------ Dataset records

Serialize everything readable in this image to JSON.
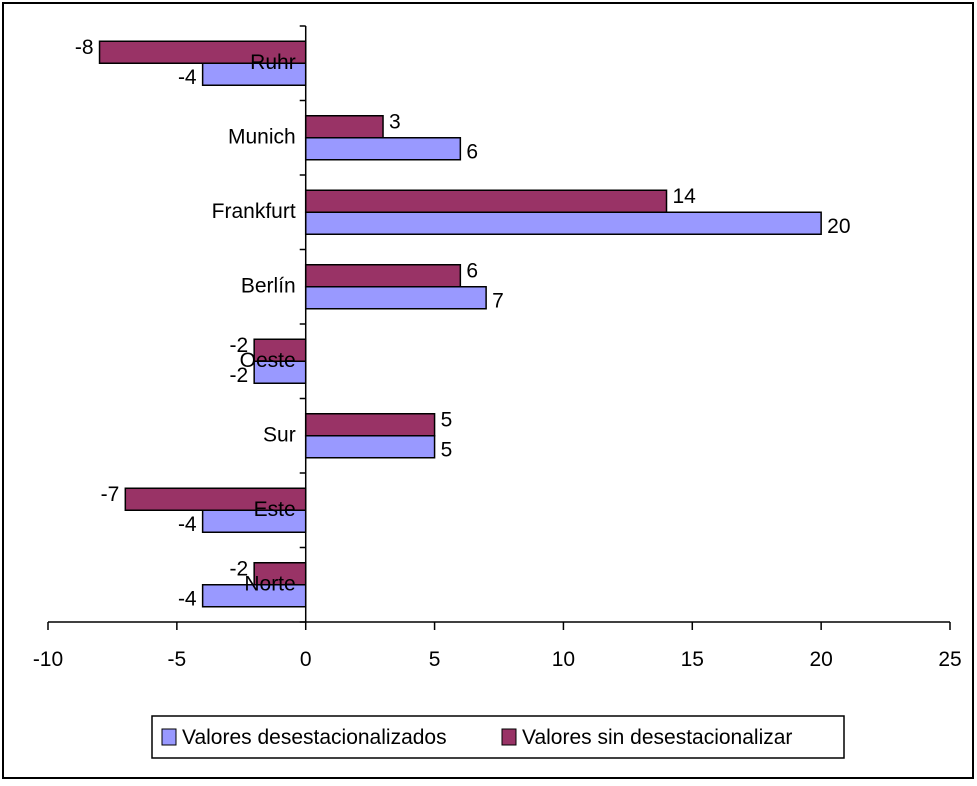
{
  "chart_data": {
    "type": "bar",
    "orientation": "horizontal",
    "categories": [
      "Ruhr",
      "Munich",
      "Frankfurt",
      "Berlín",
      "Oeste",
      "Sur",
      "Este",
      "Norte"
    ],
    "series": [
      {
        "name": "Valores sin desestacionalizar",
        "values": [
          -8,
          3,
          14,
          6,
          -2,
          5,
          -7,
          -2
        ],
        "color": "#993366"
      },
      {
        "name": "Valores desestacionalizados",
        "values": [
          -4,
          6,
          20,
          7,
          -2,
          5,
          -4,
          -4
        ],
        "color": "#9999ff"
      }
    ],
    "title": "",
    "xlabel": "",
    "ylabel": "",
    "xlim": [
      -10,
      25
    ],
    "xticks": [
      -10,
      -5,
      0,
      5,
      10,
      15,
      20,
      25
    ],
    "legend": {
      "position": "bottom",
      "entries": [
        "Valores desestacionalizados",
        "Valores sin desestacionalizar"
      ]
    },
    "grid": false
  }
}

------------

*Exercise objective*
Where a line in the material above holds "desestacionalizar", copy that line.

*Written answer*
        "name": "Valores sin desestacionalizar",
        "Valores sin desestacionalizar"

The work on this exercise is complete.